> **Dataset excerpts**

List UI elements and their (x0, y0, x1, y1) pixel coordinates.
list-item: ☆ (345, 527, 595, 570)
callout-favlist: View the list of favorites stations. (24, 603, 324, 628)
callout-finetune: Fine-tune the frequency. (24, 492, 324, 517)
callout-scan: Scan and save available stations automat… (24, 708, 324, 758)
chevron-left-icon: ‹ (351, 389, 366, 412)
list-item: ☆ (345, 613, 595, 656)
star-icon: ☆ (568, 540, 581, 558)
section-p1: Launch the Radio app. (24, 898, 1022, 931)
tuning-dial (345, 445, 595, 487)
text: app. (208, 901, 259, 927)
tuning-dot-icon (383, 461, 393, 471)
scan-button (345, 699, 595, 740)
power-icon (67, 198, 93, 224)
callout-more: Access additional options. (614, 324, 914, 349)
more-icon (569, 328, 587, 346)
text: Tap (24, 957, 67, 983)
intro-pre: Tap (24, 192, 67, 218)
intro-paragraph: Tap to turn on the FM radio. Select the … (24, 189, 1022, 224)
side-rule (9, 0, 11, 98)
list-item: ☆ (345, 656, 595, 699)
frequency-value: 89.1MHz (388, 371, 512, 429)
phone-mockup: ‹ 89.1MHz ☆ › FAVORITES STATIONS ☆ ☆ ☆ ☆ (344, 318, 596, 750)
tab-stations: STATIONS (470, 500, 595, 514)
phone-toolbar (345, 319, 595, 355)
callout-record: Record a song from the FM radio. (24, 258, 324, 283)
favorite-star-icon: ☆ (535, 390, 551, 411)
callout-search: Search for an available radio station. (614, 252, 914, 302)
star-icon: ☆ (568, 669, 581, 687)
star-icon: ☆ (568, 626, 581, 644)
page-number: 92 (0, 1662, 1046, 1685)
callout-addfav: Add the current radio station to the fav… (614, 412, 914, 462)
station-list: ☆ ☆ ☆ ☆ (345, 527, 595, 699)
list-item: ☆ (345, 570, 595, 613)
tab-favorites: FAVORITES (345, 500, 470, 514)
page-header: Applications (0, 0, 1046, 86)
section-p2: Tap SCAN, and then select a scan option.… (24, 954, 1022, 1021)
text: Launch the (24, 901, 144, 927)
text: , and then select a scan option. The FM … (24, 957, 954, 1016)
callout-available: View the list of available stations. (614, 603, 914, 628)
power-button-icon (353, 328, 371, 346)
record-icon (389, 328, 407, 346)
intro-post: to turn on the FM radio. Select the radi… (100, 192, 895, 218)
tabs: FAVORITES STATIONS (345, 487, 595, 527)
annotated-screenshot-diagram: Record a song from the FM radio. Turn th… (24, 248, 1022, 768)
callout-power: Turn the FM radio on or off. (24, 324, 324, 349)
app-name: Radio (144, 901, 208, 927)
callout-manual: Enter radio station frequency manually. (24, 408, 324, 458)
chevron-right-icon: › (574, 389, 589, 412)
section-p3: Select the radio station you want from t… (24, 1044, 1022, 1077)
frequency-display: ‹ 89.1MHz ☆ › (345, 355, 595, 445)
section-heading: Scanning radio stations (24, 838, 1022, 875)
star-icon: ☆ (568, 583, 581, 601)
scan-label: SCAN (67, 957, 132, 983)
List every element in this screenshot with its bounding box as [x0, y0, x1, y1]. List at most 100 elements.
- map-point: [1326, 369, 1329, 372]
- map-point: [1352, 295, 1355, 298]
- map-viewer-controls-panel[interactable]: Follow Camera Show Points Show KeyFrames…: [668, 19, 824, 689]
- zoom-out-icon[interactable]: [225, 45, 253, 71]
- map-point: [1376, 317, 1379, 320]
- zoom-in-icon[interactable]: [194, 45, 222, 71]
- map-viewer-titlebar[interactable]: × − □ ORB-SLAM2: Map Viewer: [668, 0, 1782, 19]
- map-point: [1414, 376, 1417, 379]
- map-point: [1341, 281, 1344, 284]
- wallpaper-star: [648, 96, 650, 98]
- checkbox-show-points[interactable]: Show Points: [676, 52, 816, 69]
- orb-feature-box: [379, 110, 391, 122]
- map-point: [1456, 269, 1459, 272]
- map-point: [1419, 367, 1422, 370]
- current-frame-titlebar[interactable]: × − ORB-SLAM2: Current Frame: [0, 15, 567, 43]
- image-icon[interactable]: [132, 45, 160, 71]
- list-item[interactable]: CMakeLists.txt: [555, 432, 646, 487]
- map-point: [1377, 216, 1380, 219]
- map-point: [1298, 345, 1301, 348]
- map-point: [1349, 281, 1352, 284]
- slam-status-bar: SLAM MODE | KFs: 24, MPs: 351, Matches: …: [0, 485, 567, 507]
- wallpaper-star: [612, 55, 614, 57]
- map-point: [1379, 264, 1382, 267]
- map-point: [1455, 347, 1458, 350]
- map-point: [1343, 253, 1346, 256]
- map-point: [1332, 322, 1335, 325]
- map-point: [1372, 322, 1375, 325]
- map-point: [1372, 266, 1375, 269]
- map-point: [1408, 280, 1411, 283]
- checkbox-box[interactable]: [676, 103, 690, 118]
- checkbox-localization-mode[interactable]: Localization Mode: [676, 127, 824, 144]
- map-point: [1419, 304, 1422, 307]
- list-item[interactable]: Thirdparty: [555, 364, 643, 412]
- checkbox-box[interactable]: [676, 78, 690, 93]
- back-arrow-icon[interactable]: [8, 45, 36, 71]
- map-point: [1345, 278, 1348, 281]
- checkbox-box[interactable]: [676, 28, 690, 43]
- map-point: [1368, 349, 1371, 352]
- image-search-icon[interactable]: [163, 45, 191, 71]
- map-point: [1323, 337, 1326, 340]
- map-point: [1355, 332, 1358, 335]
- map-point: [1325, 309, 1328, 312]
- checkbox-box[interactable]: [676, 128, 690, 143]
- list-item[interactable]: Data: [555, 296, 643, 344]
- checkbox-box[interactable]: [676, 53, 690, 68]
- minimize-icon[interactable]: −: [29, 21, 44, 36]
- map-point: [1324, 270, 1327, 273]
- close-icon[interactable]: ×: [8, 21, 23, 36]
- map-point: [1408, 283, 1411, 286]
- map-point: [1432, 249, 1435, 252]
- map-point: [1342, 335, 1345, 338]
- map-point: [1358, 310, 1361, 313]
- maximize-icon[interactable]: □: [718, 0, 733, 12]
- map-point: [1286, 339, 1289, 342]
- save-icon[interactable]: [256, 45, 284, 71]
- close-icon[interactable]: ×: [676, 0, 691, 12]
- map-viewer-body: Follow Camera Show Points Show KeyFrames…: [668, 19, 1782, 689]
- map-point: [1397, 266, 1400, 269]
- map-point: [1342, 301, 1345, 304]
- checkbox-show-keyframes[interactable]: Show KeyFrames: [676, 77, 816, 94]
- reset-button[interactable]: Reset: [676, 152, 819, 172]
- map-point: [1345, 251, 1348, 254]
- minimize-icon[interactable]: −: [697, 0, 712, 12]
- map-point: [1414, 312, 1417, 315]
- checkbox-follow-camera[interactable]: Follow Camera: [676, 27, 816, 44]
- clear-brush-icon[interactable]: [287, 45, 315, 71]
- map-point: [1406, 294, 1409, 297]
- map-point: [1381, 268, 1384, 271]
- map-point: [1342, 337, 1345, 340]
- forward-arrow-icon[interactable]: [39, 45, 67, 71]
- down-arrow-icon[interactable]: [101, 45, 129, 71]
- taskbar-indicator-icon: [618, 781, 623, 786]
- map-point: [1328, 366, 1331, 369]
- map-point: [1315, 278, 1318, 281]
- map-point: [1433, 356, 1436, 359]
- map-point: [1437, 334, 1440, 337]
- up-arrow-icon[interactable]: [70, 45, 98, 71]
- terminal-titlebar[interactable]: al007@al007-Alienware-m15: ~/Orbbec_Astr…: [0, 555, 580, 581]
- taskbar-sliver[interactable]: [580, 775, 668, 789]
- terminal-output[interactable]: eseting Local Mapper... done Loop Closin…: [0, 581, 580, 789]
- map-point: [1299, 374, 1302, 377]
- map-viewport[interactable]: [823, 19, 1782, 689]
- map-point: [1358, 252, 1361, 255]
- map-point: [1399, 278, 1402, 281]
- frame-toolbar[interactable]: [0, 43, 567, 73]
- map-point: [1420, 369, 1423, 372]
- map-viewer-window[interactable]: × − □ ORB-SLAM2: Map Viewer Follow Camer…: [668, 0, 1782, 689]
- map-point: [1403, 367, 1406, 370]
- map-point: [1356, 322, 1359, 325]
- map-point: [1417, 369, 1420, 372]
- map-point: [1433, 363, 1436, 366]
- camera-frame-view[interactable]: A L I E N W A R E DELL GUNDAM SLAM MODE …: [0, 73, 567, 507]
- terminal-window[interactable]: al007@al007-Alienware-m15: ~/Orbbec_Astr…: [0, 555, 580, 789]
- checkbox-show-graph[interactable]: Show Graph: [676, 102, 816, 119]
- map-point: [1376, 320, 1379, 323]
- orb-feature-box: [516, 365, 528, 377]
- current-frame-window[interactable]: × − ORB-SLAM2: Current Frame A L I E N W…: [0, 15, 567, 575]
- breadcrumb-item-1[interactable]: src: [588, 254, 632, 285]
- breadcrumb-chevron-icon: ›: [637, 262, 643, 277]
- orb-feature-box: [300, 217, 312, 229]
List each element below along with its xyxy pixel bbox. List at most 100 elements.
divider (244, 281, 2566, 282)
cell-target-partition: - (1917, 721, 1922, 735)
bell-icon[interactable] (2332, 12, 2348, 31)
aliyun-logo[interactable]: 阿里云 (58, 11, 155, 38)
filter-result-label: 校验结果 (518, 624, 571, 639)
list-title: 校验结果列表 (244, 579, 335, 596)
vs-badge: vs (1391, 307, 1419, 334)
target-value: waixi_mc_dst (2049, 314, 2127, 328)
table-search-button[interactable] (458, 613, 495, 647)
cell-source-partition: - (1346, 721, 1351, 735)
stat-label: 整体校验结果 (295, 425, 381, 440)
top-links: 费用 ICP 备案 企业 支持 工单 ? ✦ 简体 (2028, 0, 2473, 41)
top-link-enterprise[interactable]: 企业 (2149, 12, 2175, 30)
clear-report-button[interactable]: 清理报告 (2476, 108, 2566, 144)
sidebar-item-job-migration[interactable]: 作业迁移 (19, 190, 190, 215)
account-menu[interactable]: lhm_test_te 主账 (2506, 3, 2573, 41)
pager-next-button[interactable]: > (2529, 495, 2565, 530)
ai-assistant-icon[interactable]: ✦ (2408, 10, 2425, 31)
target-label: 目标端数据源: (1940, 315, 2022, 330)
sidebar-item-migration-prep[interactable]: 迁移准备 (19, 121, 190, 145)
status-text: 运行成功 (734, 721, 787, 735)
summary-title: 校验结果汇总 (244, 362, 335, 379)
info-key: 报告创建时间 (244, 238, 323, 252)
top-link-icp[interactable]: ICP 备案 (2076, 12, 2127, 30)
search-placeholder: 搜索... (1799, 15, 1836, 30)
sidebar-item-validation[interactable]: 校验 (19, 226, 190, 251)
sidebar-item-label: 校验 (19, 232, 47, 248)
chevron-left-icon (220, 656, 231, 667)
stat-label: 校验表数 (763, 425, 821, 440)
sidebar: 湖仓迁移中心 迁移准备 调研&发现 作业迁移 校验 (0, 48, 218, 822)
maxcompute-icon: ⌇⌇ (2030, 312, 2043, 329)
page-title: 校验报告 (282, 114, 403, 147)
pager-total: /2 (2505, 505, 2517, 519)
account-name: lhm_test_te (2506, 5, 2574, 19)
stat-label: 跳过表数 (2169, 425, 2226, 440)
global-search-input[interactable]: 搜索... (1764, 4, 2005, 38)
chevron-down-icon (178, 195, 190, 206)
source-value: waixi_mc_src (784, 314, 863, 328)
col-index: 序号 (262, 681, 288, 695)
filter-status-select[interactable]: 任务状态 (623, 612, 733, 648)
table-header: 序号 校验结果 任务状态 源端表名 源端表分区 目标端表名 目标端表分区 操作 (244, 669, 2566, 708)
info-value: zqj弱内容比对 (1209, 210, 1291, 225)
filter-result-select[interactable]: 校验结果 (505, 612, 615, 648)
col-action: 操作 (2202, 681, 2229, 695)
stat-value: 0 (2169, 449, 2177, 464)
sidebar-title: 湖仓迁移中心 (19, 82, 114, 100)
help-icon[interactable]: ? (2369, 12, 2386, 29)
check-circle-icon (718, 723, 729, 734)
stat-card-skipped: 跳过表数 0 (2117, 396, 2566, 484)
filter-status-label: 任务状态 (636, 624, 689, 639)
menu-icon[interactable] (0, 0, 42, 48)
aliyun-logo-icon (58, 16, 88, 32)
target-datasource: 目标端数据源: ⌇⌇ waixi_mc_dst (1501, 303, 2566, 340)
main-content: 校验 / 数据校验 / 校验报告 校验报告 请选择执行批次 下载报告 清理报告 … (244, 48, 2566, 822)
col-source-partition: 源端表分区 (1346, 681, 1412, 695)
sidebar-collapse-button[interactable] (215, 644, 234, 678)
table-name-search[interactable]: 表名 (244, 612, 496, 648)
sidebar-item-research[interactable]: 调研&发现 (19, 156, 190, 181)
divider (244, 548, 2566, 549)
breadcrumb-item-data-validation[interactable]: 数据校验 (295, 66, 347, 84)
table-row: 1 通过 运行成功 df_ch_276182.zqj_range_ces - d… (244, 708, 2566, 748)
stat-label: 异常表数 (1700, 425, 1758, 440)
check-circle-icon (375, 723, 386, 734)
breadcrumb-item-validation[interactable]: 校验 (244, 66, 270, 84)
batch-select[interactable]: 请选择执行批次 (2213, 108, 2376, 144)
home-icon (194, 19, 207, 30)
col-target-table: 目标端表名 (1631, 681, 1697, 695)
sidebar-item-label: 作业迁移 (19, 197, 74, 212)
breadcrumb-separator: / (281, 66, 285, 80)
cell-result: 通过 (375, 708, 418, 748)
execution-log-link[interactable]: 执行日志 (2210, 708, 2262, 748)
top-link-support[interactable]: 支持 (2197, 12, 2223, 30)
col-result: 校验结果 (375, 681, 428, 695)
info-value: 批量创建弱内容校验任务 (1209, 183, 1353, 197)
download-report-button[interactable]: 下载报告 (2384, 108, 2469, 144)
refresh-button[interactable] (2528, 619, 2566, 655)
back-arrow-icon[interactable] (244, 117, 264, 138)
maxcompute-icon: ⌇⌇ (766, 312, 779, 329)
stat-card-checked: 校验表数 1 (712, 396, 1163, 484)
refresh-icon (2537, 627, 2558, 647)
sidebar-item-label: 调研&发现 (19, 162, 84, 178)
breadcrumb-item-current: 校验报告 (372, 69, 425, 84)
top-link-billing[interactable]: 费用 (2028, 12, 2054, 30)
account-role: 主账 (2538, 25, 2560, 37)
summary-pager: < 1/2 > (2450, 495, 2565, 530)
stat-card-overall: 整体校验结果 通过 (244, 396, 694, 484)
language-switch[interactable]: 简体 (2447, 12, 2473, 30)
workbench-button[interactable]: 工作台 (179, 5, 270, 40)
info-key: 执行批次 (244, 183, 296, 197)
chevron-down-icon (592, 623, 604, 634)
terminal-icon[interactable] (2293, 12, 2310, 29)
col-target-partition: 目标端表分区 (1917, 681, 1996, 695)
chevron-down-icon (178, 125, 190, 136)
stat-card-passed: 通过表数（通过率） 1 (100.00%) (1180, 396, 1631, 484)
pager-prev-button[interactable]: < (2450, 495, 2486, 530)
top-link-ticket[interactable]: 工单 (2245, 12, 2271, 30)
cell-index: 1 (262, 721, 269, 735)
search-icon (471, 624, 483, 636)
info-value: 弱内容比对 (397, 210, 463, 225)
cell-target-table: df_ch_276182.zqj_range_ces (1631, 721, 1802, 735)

> **Given request**
Reproduce the entries word for word, from the very first line down to and including the line that contains "station-list: ☆ ☆ ☆ ☆ (345, 527, 595, 699)".

> **Final answer**
List UI elements and their (x0, y0, x1, y1) pixel coordinates.
list-item: ☆ (345, 527, 595, 570)
callout-favlist: View the list of favorites stations. (24, 603, 324, 628)
callout-finetune: Fine-tune the frequency. (24, 492, 324, 517)
callout-scan: Scan and save available stations automat… (24, 708, 324, 758)
chevron-left-icon: ‹ (351, 389, 366, 412)
list-item: ☆ (345, 613, 595, 656)
star-icon: ☆ (568, 540, 581, 558)
section-p1: Launch the Radio app. (24, 898, 1022, 931)
tuning-dial (345, 445, 595, 487)
text: app. (208, 901, 259, 927)
tuning-dot-icon (383, 461, 393, 471)
scan-button (345, 699, 595, 740)
power-icon (67, 198, 93, 224)
callout-more: Access additional options. (614, 324, 914, 349)
more-icon (569, 328, 587, 346)
text: Tap (24, 957, 67, 983)
intro-pre: Tap (24, 192, 67, 218)
intro-paragraph: Tap to turn on the FM radio. Select the … (24, 189, 1022, 224)
side-rule (9, 0, 11, 98)
list-item: ☆ (345, 656, 595, 699)
frequency-value: 89.1MHz (388, 371, 512, 429)
phone-mockup: ‹ 89.1MHz ☆ › FAVORITES STATIONS ☆ ☆ ☆ ☆ (344, 318, 596, 750)
tab-stations: STATIONS (470, 500, 595, 514)
phone-toolbar (345, 319, 595, 355)
callout-record: Record a song from the FM radio. (24, 258, 324, 283)
favorite-star-icon: ☆ (535, 390, 551, 411)
callout-search: Search for an available radio station. (614, 252, 914, 302)
star-icon: ☆ (568, 669, 581, 687)
star-icon: ☆ (568, 626, 581, 644)
page-number: 92 (0, 1662, 1046, 1685)
callout-addfav: Add the current radio station to the fav… (614, 412, 914, 462)
station-list: ☆ ☆ ☆ ☆ (345, 527, 595, 699)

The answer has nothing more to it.